### [TEXT BLOCK]
* Start *

Few more comments.

A general comment on some of the enhancements are to keep the interface simple 
for its current use. If we have a real application/need to add extras, we could 
always extend when needed, otherwise we would have feature creep and bloated 
interface that's hardly used.

Since the interface is rather generic, one concern I had was to make sure if we 
can split the IA part and generic parts. So we can combine all the arch 
specific info separarly by having an opaque ptr, and have access functions 
per-arch to get the right data. In case you find need for this in other arch's 
as well. (esp c-state, min/max latencies expected etc can be abstracted to a 
high level if that makes sense)

>-----Original Message-----
>From: Liu, Jiang
>Sent: Wednesday, November 12, 2008 9:42 PM
>To: Bill.Holler at Sun.COM; tesla-dev at opensolaris.org
>Cc: Randall Fishel; Eric Saxe; Raj, Ashok
>Subject: RE: [tesla-dev] Request for comment for PSARC onapager about CPU idle 
>nofication interface
>
>Hi Bill,
>       Thanks for your great suggestions.
>       I'll update the onepager according to your suggestions and repost it 
> after getting enough
>feedbacks.

* End *

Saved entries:
* Start *

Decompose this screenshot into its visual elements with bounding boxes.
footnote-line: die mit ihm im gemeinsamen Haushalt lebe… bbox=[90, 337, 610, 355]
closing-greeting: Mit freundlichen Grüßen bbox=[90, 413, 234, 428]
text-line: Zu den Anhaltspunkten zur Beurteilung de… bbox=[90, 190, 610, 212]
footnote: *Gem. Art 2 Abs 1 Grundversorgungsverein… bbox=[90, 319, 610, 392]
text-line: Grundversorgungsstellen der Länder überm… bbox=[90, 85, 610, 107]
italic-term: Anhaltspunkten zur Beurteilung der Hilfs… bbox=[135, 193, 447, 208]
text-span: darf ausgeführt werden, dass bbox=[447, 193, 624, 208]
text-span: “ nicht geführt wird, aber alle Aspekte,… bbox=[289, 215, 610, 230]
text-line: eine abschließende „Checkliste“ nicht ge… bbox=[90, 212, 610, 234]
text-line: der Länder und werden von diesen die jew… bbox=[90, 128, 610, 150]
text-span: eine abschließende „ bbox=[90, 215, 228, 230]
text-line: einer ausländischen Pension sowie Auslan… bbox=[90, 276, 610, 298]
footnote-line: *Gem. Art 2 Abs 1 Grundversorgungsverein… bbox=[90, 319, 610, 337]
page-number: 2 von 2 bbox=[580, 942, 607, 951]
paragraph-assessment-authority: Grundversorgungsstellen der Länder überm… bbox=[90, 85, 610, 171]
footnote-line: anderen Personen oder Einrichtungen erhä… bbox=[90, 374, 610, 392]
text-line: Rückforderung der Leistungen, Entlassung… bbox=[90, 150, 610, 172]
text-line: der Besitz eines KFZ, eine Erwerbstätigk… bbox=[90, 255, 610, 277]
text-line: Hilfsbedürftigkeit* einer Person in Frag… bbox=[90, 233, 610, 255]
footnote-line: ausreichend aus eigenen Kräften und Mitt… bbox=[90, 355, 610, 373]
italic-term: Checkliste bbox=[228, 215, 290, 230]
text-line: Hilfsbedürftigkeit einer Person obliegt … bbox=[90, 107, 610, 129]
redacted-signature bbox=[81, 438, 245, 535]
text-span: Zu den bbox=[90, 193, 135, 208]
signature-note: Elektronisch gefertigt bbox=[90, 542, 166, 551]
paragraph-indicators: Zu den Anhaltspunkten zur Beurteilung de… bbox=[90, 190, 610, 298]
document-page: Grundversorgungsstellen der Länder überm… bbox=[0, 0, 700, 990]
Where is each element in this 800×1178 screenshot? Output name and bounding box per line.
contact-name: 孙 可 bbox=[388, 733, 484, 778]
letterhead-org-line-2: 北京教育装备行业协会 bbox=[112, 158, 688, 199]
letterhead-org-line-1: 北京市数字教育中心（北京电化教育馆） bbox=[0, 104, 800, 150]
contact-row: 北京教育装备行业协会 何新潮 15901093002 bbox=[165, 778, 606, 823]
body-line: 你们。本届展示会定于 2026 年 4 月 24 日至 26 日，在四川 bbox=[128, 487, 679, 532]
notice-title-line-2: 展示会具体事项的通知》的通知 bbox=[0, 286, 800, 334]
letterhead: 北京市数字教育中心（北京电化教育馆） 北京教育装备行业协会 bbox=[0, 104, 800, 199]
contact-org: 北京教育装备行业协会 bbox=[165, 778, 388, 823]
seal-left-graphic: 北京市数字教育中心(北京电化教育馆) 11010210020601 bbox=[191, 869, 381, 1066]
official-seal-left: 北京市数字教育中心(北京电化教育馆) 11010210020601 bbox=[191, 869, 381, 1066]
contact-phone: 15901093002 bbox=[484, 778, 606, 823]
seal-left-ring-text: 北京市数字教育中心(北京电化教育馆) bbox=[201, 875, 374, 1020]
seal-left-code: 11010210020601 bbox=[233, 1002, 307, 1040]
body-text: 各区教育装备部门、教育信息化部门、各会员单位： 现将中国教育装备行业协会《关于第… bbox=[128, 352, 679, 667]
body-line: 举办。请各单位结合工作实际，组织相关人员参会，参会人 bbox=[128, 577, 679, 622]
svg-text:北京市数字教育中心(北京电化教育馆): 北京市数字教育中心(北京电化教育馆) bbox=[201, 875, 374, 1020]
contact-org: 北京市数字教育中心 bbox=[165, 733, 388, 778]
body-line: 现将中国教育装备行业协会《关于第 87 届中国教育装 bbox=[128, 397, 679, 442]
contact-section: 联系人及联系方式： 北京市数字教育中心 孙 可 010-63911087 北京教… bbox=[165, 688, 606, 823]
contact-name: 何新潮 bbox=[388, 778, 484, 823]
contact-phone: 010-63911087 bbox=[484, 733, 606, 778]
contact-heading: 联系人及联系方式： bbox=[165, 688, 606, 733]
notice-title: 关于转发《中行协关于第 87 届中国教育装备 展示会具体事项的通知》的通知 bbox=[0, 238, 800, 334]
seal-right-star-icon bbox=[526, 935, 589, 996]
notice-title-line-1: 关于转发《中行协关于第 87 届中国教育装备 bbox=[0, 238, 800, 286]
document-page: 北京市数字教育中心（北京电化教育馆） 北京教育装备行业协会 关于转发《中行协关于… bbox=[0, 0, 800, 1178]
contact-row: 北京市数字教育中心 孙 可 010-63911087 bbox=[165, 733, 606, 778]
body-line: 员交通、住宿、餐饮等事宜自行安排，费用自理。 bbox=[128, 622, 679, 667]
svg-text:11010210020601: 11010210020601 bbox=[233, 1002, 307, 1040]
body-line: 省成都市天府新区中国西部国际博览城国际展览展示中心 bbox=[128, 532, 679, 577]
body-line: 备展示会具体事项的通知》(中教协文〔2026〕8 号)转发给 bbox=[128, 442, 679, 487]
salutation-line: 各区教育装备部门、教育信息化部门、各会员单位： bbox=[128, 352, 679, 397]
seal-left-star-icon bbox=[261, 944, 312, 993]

* End *

### [TASK SET]
a: According to the email reply, what would happen if extras were added to the interface without a real need?
b: Transcribe the email reply between "A general comment" and "that makes sense)", inclusive.
This material is separate from the email reply.

### [TASK RESPONSES]
a: There would be feature creep and a bloated interface that's hardly used.

b:
A general comment on some of the enhancements are to keep the interface simple 
for its current use. If we have a real application/need to add extras, we could 
always extend when needed, otherwise we would have feature creep and bloated 
interface that's hardly used.

Since the interface is rather generic, one concern I had was to make sure if we 
can split the IA part and generic parts. So we can combine all the arch 
specific info separarly by having an opaque ptr, and have access functions 
per-arch to get the right data. In case you find need for this in other arch's 
as well. (esp c-state, min/max latencies expected etc can be abstracted to a 
high level if that makes sense)